**WHAT YOU WILL DO**
Copy out each line below exactly as it appears.
-- BEGIN RECORDS TO USE --
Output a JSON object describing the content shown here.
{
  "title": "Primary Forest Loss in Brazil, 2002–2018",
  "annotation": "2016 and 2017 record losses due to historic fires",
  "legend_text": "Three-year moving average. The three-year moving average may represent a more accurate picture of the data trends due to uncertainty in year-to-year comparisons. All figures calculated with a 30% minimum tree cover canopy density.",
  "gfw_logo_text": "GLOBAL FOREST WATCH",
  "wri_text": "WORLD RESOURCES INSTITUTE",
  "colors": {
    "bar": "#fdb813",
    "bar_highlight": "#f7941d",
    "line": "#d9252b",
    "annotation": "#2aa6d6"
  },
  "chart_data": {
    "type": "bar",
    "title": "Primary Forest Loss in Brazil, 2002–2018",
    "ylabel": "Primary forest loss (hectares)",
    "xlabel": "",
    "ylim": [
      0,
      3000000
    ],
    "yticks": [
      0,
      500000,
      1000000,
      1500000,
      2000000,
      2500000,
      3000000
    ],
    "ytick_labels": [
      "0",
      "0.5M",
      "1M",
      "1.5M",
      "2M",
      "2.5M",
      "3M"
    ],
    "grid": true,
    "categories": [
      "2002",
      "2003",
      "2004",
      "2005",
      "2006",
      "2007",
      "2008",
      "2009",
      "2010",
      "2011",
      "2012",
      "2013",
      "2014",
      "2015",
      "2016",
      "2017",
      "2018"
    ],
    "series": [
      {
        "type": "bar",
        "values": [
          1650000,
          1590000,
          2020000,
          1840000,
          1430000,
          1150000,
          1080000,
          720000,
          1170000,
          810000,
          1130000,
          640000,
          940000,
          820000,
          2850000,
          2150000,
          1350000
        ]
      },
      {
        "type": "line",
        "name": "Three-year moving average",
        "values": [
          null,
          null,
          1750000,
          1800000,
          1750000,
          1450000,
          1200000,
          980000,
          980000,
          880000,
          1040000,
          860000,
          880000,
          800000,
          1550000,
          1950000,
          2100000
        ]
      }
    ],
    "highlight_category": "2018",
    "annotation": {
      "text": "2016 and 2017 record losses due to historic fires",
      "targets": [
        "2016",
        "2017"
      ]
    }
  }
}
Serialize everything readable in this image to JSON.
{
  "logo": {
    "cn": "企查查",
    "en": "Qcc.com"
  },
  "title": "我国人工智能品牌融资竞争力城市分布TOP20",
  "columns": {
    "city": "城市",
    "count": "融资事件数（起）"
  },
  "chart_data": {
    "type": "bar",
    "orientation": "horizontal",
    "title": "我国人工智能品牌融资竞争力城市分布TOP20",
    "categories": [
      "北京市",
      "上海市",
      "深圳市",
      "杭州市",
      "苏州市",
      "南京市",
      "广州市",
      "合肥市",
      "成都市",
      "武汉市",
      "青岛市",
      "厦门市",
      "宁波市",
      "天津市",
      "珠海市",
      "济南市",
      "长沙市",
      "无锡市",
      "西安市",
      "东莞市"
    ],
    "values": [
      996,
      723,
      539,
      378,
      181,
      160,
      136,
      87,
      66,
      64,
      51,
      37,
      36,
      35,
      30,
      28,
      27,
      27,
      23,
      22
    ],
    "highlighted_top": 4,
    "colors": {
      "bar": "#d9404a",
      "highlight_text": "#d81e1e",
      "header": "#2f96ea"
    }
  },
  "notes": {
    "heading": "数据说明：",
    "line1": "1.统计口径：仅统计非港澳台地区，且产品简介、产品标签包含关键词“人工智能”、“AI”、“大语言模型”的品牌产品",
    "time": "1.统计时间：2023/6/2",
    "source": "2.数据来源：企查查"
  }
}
-- END RECORDS TO USE --
**SOLVED PROBLEM**
Output a JSON object describing the content shown here.
{
  "title": "Primary Forest Loss in Brazil, 2002–2018",
  "annotation": "2016 and 2017 record losses due to historic fires",
  "legend_text": "Three-year moving average. The three-year moving average may represent a more accurate picture of the data trends due to uncertainty in year-to-year comparisons. All figures calculated with a 30% minimum tree cover canopy density.",
  "gfw_logo_text": "GLOBAL FOREST WATCH",
  "wri_text": "WORLD RESOURCES INSTITUTE",
  "colors": {
    "bar": "#fdb813",
    "bar_highlight": "#f7941d",
    "line": "#d9252b",
    "annotation": "#2aa6d6"
  },
  "chart_data": {
    "type": "bar",
    "title": "Primary Forest Loss in Brazil, 2002–2018",
    "ylabel": "Primary forest loss (hectares)",
    "xlabel": "",
    "ylim": [
      0,
      3000000
    ],
    "yticks": [
      0,
      500000,
      1000000,
      1500000,
      2000000,
      2500000,
      3000000
    ],
    "ytick_labels": [
      "0",
      "0.5M",
      "1M",
      "1.5M",
      "2M",
      "2.5M",
      "3M"
    ],
    "grid": true,
    "categories": [
      "2002",
      "2003",
      "2004",
      "2005",
      "2006",
      "2007",
      "2008",
      "2009",
      "2010",
      "2011",
      "2012",
      "2013",
      "2014",
      "2015",
      "2016",
      "2017",
      "2018"
    ],
    "series": [
      {
        "type": "bar",
        "values": [
          1650000,
          1590000,
          2020000,
          1840000,
          1430000,
          1150000,
          1080000,
          720000,
          1170000,
          810000,
          1130000,
          640000,
          940000,
          820000,
          2850000,
          2150000,
          1350000
        ]
      },
      {
        "type": "line",
        "name": "Three-year moving average",
        "values": [
          null,
          null,
          1750000,
          1800000,
          1750000,
          1450000,
          1200000,
          980000,
          980000,
          880000,
          1040000,
          860000,
          880000,
          800000,
          1550000,
          1950000,
          2100000
        ]
      }
    ],
    "highlight_category": "2018",
    "annotation": {
      "text": "2016 and 2017 record losses due to historic fires",
      "targets": [
        "2016",
        "2017"
      ]
    }
  }
}
Serialize everything readable in this image to JSON.
{
  "logo": {
    "cn": "企查查",
    "en": "Qcc.com"
  },
  "title": "我国人工智能品牌融资竞争力城市分布TOP20",
  "columns": {
    "city": "城市",
    "count": "融资事件数（起）"
  },
  "chart_data": {
    "type": "bar",
    "orientation": "horizontal",
    "title": "我国人工智能品牌融资竞争力城市分布TOP20",
    "categories": [
      "北京市",
      "上海市",
      "深圳市",
      "杭州市",
      "苏州市",
      "南京市",
      "广州市",
      "合肥市",
      "成都市",
      "武汉市",
      "青岛市",
      "厦门市",
      "宁波市",
      "天津市",
      "珠海市",
      "济南市",
      "长沙市",
      "无锡市",
      "西安市",
      "东莞市"
    ],
    "values": [
      996,
      723,
      539,
      378,
      181,
      160,
      136,
      87,
      66,
      64,
      51,
      37,
      36,
      35,
      30,
      28,
      27,
      27,
      23,
      22
    ],
    "highlighted_top": 4,
    "colors": {
      "bar": "#d9404a",
      "highlight_text": "#d81e1e",
      "header": "#2f96ea"
    }
  },
  "notes": {
    "heading": "数据说明：",
    "line1": "1.统计口径：仅统计非港澳台地区，且产品简介、产品标签包含关键词“人工智能”、“AI”、“大语言模型”的品牌产品",
    "time": "1.统计时间：2023/6/2",
    "source": "2.数据来源：企查查"
  }
}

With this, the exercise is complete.